#### As suas tarefas:
(a) Transcreva sem alterações as linhas dos registos, desde o início até à linha que contém "cell-amount: 1300₽ [458,498,493,513]", ambas incluídas.
(b) Prossiga o excerto sobre o desperdício de recursos em projectos públicos a partir do ponto em que termina.

#### Excerto do documento:
Temos de passar a mensagem às novas gerações que ser íntegro, honesto, ter valores, pensar no bem comum, vale a pena. E quando estes valores estão em causa, há mecanismos que penalizam os infractores.

A propósito da entrevista que o Expansão faz a José Carlos Bettencourt sobre o estado, os projectos e o futuro da nossa agricultura, existe uma série de questões que se levantam que têm a ver com esta forma muito particular de desconseguir sistematicamente o cumprimento de objectivos que parecem consensuais e atingíveis.

Existe uma forma estranha de escolher caminhos, que muitas vezes não é sustentada, que servem apenas para gastar mais dinheiro, mais recursos, mas que no fim têm resultados marginais. Isto mantém-se assim há décadas, porque nunca se faz uma avaliação séria da implantação dos projectos. Porque, infelizmente, quem pode fazer estas avaliações e quem é responsável por todas as megalomanias jogam na mesma equipa.

Muitas vezes, têm mesmo relações familiares ou relações de dependência financeira. Vamos a factos. Alguém já fez um estudo sério à forma como desbaratámos 40 mil milhões USD que vieram da China para a Reconstrução Nacional? Onde foram gastos, quem ficou com o dinheiro, quantas obras se fizeram, onde estão, quanto tempo duraram e qual foi o custo de cada uma?

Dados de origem

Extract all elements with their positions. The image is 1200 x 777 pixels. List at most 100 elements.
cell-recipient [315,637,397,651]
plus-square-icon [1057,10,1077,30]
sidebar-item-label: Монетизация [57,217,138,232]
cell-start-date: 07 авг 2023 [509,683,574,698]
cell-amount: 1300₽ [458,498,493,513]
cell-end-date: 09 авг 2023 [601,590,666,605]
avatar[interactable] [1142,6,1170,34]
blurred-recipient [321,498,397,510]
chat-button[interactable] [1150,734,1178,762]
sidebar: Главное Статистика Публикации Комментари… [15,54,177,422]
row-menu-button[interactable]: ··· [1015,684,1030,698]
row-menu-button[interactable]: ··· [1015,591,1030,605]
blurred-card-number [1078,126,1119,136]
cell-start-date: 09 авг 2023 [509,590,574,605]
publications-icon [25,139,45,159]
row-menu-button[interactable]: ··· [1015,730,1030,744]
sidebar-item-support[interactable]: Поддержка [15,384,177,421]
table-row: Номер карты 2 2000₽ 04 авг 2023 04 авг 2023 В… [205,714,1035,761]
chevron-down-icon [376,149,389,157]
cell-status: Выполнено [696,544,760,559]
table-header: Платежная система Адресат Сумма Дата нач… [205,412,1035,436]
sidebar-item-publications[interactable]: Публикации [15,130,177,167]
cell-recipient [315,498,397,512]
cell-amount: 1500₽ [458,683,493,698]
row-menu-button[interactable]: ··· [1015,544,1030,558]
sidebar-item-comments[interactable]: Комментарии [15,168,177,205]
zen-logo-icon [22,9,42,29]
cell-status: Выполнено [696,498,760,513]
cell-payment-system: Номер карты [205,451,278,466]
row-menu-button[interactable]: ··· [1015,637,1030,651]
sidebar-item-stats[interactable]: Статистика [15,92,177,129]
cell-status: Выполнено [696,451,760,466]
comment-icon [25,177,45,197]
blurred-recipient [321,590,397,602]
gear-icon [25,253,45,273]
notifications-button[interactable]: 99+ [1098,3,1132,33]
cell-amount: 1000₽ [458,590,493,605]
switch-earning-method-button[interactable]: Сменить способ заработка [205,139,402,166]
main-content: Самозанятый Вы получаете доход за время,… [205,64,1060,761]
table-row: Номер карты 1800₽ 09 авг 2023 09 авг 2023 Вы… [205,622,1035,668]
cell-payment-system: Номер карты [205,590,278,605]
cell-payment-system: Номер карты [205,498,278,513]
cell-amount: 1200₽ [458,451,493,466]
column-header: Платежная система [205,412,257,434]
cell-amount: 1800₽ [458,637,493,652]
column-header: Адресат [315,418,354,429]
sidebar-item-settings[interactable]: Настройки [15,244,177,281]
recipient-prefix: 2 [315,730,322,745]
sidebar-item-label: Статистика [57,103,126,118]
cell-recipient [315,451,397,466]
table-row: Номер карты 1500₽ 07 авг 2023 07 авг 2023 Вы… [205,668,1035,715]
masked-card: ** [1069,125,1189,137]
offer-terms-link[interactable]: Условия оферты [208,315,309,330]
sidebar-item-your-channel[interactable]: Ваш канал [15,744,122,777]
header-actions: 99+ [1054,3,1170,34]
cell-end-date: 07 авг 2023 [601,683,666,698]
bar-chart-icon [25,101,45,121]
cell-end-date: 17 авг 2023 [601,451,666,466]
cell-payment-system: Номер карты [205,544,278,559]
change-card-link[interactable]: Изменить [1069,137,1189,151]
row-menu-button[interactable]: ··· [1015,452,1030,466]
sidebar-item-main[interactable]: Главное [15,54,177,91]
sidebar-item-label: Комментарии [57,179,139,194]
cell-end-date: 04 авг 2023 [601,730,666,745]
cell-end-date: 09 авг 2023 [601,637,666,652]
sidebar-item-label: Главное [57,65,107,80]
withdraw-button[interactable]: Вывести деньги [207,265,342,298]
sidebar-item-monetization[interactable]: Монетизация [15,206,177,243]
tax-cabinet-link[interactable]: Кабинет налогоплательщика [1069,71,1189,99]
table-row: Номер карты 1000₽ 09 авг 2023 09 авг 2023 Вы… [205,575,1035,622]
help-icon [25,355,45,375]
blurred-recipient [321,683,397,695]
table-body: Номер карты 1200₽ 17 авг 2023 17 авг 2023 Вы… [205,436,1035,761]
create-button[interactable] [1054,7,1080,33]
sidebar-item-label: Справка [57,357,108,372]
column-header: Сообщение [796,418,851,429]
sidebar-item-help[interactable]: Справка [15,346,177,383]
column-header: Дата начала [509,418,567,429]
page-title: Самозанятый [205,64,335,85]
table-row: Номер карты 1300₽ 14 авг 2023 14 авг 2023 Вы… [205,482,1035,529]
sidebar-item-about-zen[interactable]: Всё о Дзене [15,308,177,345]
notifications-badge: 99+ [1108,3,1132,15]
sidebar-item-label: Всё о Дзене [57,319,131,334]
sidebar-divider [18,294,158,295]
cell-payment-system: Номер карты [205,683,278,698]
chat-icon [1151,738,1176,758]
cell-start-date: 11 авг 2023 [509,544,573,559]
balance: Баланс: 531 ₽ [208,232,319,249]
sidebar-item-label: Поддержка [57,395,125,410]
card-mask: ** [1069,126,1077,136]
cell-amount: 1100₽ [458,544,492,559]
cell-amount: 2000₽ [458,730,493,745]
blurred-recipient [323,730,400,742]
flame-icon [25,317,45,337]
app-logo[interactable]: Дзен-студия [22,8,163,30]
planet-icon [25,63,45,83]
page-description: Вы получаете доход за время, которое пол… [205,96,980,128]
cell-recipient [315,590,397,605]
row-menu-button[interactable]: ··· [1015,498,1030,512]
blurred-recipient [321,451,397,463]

#### Conjunto de respostas:
(a)
Extract all elements with their positions. The image is 1200 x 777 pixels. List at most 100 elements.
cell-recipient [315,637,397,651]
plus-square-icon [1057,10,1077,30]
sidebar-item-label: Монетизация [57,217,138,232]
cell-start-date: 07 авг 2023 [509,683,574,698]
cell-amount: 1300₽ [458,498,493,513]

(b)
Um dos maiores exemplos é o novo aeroporto de Luanda. Quando se iniciou a reconstrução em 2019, um dos argumentos apresentados é que já lá se tinha gasto mais de 7 mil milhões USD e não se podia andar para trás. Quando foi inaugurado, o custo apresentado para esta infraestrutura foi de 3,4 mil milhões USD. Ou seja, já não se contabilizava o que estava para trás e, como tal, ninguém podia ser responsabilizado. Se não existiu o facto, não existe executor.

É assim que vamos branqueando estes abusos de uma forma perfeitamente estranha, mas concertada. Ninguém responsabiliza os antecessores para evitar que possa vir acontecer o mesmo com ele. Acontece nos ministérios, nas instituições e empresas públicas, nos governos provinciais e nas administrações locais. Este modus operandi está a moldar uma nova geração de dirigentes que também se sente muito confortável nesta águas. E não tenhamos medo das palavras, está a hipotecar o futuro do País.

De vez em quando, abrem-se uns processos a duas ou três pessoas, algumas vão mesmo a julgamento, mas quantas condenações por corrupção tivemos nos últimos cinco anos, por exemplo? Quantas vezes pessoas que aparecem na vida pública com sinais de riqueza enorme foram questionadas sobre a origem do seu enriquecimento? Grande parte das instituições internacionais nos seus relatórios chama a atenção para este facto, como foi o caso do GAFI, mas a responsabilização, a avaliação e o controlo continuam sem se fazer.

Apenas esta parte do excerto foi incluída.